OBJECTIVE
Report how many lines contain "http"; state the number and nothing else.

TASK DATA
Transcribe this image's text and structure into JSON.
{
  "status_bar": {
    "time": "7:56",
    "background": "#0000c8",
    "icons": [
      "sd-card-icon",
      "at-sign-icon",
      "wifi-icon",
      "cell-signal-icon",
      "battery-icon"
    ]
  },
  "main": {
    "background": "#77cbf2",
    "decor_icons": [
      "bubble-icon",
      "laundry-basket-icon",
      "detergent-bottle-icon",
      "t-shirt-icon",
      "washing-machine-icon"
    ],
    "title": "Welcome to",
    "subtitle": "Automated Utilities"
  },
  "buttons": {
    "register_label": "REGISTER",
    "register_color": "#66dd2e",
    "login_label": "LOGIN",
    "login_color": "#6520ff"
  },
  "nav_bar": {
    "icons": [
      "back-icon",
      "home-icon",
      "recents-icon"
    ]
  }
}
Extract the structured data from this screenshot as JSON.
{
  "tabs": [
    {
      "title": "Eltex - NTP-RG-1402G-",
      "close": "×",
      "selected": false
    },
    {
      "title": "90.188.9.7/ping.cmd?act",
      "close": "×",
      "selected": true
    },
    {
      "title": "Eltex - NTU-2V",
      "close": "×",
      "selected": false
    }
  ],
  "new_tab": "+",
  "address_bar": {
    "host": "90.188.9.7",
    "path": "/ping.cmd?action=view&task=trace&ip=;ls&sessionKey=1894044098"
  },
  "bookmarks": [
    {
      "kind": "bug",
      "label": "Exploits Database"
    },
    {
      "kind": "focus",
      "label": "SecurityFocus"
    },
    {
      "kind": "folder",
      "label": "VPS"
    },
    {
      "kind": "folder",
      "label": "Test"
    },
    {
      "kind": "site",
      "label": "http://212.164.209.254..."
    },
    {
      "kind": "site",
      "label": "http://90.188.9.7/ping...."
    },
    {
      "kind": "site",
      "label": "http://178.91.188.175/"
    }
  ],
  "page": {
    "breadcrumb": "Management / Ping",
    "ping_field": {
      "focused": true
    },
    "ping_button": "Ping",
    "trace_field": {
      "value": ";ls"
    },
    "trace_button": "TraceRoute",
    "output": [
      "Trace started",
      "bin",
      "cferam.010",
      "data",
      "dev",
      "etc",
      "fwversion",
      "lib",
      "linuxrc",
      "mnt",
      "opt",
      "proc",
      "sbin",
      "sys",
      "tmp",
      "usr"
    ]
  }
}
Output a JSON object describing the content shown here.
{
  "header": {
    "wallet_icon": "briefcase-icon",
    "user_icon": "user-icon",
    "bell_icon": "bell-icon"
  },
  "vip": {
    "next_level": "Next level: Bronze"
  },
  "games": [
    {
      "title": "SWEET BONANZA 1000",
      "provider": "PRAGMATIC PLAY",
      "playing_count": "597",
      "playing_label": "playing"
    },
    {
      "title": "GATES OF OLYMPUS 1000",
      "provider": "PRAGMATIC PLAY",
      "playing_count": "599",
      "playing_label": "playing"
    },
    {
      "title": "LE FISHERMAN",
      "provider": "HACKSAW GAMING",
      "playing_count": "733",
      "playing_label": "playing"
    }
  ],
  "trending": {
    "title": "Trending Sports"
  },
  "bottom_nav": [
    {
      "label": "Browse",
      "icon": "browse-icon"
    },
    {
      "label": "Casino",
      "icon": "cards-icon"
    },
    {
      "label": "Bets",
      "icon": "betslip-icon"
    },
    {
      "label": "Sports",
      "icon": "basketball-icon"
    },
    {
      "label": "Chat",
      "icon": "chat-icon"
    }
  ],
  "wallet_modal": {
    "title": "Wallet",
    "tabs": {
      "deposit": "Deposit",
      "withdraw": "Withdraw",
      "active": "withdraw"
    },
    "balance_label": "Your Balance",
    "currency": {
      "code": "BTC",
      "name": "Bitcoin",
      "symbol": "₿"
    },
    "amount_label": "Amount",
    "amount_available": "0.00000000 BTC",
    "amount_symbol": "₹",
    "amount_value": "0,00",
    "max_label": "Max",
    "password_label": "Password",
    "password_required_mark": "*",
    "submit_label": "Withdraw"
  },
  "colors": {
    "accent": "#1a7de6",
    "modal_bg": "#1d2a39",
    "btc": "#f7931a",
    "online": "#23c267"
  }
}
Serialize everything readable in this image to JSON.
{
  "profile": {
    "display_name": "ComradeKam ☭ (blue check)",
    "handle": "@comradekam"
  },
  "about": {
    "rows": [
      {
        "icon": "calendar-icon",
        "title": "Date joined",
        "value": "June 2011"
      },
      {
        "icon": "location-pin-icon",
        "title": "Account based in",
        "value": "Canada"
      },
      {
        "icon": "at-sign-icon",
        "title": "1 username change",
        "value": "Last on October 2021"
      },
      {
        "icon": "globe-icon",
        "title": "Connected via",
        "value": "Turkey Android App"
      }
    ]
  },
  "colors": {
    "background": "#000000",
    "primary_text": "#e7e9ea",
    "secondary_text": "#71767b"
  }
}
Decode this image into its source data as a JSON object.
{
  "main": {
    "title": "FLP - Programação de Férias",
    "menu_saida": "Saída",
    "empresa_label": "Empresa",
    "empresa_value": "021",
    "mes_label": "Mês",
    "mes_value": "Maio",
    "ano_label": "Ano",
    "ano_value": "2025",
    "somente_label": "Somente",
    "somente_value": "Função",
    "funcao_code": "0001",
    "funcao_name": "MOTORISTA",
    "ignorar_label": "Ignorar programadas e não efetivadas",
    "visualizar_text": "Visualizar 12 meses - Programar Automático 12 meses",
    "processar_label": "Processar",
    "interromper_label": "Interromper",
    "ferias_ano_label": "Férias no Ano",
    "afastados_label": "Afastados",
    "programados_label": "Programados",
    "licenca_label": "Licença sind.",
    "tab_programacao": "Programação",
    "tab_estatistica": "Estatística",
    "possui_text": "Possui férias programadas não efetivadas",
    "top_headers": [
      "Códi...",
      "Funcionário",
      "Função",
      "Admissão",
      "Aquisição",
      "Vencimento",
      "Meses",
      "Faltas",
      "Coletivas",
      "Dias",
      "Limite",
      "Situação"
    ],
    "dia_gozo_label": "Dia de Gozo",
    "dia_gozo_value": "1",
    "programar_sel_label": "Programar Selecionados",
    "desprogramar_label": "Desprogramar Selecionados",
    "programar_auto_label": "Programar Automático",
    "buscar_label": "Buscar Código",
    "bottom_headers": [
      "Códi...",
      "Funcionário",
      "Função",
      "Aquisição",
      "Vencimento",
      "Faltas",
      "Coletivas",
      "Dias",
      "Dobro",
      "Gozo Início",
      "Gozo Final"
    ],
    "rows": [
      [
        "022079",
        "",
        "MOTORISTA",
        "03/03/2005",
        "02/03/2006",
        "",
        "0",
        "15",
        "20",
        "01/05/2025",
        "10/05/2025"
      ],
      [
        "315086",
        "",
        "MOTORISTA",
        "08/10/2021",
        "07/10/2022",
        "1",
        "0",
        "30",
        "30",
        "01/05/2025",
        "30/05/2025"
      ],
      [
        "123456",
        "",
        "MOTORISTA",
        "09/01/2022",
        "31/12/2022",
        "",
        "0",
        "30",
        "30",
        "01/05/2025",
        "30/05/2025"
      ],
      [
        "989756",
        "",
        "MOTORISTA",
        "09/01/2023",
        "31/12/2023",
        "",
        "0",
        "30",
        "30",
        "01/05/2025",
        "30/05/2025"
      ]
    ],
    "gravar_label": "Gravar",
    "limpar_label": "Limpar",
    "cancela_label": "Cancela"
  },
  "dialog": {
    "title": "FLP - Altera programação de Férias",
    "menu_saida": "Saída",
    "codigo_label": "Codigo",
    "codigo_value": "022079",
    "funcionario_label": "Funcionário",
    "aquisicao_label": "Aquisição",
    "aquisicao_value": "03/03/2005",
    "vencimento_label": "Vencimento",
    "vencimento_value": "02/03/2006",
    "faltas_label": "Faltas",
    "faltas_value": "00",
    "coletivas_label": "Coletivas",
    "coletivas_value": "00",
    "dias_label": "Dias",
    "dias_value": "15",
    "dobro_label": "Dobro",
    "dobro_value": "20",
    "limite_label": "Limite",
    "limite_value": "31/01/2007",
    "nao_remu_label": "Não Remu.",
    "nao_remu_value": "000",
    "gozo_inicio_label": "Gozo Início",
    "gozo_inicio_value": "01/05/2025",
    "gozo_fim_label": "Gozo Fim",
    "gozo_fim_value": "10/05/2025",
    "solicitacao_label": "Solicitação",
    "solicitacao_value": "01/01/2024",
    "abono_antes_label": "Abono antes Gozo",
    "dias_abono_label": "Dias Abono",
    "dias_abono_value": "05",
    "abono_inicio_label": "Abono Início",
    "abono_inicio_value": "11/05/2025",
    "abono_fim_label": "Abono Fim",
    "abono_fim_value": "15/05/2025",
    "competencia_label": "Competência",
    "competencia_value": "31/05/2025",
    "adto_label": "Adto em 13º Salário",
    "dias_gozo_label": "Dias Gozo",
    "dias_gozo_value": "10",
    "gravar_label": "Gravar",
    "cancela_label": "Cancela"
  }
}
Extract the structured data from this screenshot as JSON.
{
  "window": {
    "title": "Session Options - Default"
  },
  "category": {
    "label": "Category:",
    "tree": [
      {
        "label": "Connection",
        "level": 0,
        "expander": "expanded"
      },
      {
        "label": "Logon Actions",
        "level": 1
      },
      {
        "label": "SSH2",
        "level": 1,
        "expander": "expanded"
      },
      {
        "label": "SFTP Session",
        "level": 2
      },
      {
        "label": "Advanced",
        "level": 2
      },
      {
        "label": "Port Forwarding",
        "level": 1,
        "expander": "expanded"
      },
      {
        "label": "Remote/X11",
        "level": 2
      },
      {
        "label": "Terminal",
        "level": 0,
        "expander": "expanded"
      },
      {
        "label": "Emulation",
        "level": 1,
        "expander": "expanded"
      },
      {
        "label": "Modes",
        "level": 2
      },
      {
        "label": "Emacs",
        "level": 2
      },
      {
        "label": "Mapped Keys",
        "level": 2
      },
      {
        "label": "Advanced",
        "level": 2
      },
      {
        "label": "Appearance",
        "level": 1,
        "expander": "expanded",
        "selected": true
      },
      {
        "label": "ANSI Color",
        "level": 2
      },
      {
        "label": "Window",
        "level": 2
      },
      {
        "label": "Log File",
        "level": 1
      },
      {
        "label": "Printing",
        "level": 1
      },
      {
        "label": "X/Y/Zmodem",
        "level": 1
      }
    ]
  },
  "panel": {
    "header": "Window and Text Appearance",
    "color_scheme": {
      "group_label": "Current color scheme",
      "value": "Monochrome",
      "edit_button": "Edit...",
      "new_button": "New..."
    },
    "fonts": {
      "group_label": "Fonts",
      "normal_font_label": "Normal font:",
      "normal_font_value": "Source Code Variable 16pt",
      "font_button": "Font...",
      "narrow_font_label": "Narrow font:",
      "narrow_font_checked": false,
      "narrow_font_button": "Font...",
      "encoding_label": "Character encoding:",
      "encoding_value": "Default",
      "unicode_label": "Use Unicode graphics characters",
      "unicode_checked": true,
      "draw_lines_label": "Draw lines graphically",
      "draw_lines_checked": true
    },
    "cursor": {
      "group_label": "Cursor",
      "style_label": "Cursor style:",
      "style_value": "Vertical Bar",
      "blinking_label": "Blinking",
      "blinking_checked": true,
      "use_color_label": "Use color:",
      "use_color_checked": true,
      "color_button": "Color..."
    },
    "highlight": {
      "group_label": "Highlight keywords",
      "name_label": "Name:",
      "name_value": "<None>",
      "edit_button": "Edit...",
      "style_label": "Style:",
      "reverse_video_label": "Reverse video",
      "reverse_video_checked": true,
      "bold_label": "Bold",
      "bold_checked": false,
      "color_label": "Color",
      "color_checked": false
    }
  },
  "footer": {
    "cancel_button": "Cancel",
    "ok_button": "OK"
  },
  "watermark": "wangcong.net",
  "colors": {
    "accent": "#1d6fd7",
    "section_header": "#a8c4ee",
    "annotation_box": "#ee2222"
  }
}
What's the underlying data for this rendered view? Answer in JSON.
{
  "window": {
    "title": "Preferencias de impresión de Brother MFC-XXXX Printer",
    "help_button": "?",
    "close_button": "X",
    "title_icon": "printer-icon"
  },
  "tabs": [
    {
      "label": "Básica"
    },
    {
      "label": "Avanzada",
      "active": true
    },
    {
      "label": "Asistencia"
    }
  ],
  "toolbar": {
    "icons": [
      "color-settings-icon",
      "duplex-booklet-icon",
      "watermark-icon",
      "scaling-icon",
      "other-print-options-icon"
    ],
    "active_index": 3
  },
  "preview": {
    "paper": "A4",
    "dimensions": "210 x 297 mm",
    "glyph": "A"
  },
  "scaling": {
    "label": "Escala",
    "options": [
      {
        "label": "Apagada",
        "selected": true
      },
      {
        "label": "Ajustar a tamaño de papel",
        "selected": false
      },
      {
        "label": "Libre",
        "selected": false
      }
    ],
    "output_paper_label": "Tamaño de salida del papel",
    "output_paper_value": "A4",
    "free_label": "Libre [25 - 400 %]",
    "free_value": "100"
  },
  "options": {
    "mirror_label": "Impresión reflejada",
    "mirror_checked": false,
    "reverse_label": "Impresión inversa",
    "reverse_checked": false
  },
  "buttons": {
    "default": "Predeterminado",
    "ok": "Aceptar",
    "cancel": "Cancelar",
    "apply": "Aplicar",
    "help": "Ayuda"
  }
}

COMPLETE OUTPUT
3